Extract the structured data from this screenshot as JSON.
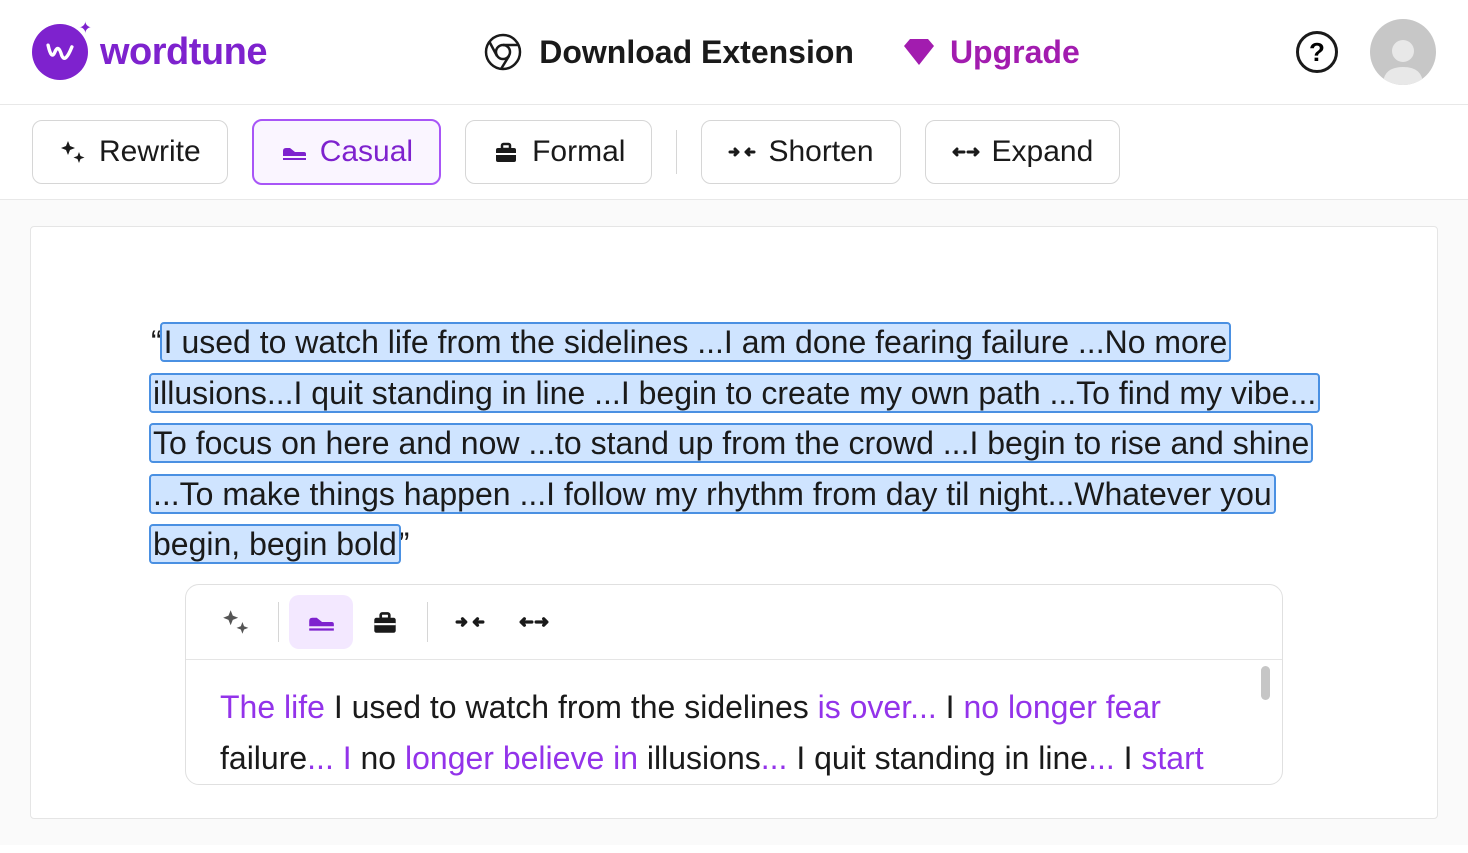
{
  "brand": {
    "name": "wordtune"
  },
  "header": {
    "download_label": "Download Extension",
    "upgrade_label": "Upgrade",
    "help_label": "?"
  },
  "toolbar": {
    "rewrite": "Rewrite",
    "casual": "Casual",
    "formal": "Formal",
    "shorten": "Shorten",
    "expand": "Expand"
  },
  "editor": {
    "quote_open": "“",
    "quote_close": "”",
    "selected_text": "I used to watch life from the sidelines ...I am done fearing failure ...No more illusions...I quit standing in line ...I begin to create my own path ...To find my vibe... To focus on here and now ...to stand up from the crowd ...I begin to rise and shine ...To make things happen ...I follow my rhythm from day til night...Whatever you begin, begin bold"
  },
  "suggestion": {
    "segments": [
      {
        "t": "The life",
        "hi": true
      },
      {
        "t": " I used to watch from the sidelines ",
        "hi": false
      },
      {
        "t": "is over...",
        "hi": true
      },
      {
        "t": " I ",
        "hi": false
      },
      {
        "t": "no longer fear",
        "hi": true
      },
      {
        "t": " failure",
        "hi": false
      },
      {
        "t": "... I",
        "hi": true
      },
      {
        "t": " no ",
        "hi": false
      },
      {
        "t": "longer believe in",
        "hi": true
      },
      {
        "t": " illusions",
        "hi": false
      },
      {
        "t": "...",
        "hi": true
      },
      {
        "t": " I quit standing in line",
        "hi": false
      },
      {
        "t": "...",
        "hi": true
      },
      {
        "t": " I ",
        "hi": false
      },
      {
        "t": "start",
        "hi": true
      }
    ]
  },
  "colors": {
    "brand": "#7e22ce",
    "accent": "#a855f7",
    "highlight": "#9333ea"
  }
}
+++
- _Work instructions_
Give back each entry exactly as it appears, with no pictures.

- _The result_
Extract the structured data from this screenshot as JSON.
{
  "brand": {
    "name": "wordtune"
  },
  "header": {
    "download_label": "Download Extension",
    "upgrade_label": "Upgrade",
    "help_label": "?"
  },
  "toolbar": {
    "rewrite": "Rewrite",
    "casual": "Casual",
    "formal": "Formal",
    "shorten": "Shorten",
    "expand": "Expand"
  },
  "editor": {
    "quote_open": "“",
    "quote_close": "”",
    "selected_text": "I used to watch life from the sidelines ...I am done fearing failure ...No more illusions...I quit standing in line ...I begin to create my own path ...To find my vibe... To focus on here and now ...to stand up from the crowd ...I begin to rise and shine ...To make things happen ...I follow my rhythm from day til night...Whatever you begin, begin bold"
  },
  "suggestion": {
    "segments": [
      {
        "t": "The life",
        "hi": true
      },
      {
        "t": " I used to watch from the sidelines ",
        "hi": false
      },
      {
        "t": "is over...",
        "hi": true
      },
      {
        "t": " I ",
        "hi": false
      },
      {
        "t": "no longer fear",
        "hi": true
      },
      {
        "t": " failure",
        "hi": false
      },
      {
        "t": "... I",
        "hi": true
      },
      {
        "t": " no ",
        "hi": false
      },
      {
        "t": "longer believe in",
        "hi": true
      },
      {
        "t": " illusions",
        "hi": false
      },
      {
        "t": "...",
        "hi": true
      },
      {
        "t": " I quit standing in line",
        "hi": false
      },
      {
        "t": "...",
        "hi": true
      },
      {
        "t": " I ",
        "hi": false
      },
      {
        "t": "start",
        "hi": true
      }
    ]
  },
  "colors": {
    "brand": "#7e22ce",
    "accent": "#a855f7",
    "highlight": "#9333ea"
  }
}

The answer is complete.